Show every line in the records below that contains the word "JSON".

Items from a dataset —
start

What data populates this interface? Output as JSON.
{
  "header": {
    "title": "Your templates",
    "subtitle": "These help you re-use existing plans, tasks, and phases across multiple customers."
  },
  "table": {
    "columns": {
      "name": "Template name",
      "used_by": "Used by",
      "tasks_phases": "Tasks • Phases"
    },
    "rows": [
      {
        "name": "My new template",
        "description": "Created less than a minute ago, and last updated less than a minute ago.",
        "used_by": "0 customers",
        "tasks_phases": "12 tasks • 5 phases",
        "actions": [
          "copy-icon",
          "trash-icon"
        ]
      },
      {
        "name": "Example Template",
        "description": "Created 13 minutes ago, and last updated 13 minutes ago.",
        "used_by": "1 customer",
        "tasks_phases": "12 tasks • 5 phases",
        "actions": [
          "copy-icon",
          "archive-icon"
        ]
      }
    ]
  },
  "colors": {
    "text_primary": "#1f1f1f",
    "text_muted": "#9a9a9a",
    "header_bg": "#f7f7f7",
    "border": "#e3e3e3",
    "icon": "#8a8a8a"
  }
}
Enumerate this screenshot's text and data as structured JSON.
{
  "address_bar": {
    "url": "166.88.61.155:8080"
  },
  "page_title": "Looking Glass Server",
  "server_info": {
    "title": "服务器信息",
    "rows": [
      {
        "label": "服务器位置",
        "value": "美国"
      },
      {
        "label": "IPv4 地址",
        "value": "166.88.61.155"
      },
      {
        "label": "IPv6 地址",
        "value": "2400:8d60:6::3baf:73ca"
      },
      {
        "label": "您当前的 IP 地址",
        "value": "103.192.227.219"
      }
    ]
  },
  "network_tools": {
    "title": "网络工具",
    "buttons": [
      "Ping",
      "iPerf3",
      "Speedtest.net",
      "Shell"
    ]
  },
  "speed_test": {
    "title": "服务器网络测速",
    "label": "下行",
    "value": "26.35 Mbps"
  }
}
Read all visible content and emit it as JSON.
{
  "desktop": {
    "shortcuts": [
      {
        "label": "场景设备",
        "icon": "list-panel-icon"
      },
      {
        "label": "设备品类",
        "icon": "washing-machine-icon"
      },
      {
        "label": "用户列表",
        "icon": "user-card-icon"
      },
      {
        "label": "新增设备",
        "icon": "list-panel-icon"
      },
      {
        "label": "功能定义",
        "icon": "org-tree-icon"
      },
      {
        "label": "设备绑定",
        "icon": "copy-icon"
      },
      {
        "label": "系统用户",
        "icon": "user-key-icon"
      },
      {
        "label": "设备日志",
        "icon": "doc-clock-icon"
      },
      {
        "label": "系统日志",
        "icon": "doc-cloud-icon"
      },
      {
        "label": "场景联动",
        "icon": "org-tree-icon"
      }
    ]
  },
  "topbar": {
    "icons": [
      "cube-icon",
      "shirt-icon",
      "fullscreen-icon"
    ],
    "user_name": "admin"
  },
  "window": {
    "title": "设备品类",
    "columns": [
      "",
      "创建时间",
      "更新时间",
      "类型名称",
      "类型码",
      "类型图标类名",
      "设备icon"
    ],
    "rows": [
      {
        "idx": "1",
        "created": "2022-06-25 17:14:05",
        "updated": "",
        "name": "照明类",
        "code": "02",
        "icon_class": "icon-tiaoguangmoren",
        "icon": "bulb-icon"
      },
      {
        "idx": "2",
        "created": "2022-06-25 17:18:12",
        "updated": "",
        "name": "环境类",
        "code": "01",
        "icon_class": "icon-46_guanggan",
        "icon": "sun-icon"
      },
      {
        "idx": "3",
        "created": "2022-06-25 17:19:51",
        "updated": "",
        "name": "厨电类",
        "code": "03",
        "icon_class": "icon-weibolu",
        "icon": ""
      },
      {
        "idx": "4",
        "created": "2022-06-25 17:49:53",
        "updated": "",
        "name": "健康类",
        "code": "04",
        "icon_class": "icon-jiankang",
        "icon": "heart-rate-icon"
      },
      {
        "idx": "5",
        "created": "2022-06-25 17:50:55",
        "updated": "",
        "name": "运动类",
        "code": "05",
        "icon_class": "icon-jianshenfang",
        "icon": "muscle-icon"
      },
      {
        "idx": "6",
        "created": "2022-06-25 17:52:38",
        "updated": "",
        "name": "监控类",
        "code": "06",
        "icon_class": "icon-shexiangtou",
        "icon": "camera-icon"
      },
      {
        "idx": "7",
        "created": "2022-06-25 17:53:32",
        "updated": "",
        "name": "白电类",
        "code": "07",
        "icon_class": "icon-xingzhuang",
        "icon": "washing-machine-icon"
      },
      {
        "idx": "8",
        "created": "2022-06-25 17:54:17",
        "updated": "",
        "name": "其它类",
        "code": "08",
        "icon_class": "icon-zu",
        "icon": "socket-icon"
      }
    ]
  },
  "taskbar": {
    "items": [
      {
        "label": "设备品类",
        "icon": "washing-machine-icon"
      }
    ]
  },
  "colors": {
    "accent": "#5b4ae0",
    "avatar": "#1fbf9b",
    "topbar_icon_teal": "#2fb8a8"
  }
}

end

Output for this task —
What data populates this interface? Output as JSON.
Enumerate this screenshot's text and data as structured JSON.
Read all visible content and emit it as JSON.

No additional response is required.